Each record below should appear again exactly as written.

begin Material shown

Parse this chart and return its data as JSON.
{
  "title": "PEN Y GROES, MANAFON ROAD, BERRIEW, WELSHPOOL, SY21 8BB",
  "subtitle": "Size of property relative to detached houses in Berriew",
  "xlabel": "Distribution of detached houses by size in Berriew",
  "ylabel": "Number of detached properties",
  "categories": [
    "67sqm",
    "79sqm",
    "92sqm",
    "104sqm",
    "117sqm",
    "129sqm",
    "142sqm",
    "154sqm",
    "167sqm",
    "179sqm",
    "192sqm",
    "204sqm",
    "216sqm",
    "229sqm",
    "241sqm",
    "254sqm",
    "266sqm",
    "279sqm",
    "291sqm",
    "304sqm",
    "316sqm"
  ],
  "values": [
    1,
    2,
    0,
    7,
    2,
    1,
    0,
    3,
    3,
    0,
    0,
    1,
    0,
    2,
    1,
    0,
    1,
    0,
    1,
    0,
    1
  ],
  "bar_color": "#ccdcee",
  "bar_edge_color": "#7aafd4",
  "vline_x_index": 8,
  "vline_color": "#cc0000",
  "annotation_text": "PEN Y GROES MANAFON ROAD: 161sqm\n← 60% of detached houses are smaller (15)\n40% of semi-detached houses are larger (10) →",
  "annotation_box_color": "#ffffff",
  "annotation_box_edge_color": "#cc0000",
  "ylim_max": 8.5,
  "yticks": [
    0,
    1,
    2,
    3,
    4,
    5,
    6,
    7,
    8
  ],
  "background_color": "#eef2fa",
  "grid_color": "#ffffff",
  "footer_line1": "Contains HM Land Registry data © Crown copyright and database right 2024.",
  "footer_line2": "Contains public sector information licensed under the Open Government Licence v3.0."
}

end Material shown

Solution to this exercise ->
Parse this chart and return its data as JSON.
{
  "title": "PEN Y GROES, MANAFON ROAD, BERRIEW, WELSHPOOL, SY21 8BB",
  "subtitle": "Size of property relative to detached houses in Berriew",
  "xlabel": "Distribution of detached houses by size in Berriew",
  "ylabel": "Number of detached properties",
  "categories": [
    "67sqm",
    "79sqm",
    "92sqm",
    "104sqm",
    "117sqm",
    "129sqm",
    "142sqm",
    "154sqm",
    "167sqm",
    "179sqm",
    "192sqm",
    "204sqm",
    "216sqm",
    "229sqm",
    "241sqm",
    "254sqm",
    "266sqm",
    "279sqm",
    "291sqm",
    "304sqm",
    "316sqm"
  ],
  "values": [
    1,
    2,
    0,
    7,
    2,
    1,
    0,
    3,
    3,
    0,
    0,
    1,
    0,
    2,
    1,
    0,
    1,
    0,
    1,
    0,
    1
  ],
  "bar_color": "#ccdcee",
  "bar_edge_color": "#7aafd4",
  "vline_x_index": 8,
  "vline_color": "#cc0000",
  "annotation_text": "PEN Y GROES MANAFON ROAD: 161sqm\n← 60% of detached houses are smaller (15)\n40% of semi-detached houses are larger (10) →",
  "annotation_box_color": "#ffffff",
  "annotation_box_edge_color": "#cc0000",
  "ylim_max": 8.5,
  "yticks": [
    0,
    1,
    2,
    3,
    4,
    5,
    6,
    7,
    8
  ],
  "background_color": "#eef2fa",
  "grid_color": "#ffffff",
  "footer_line1": "Contains HM Land Registry data © Crown copyright and database right 2024.",
  "footer_line2": "Contains public sector information licensed under the Open Government Licence v3.0."
}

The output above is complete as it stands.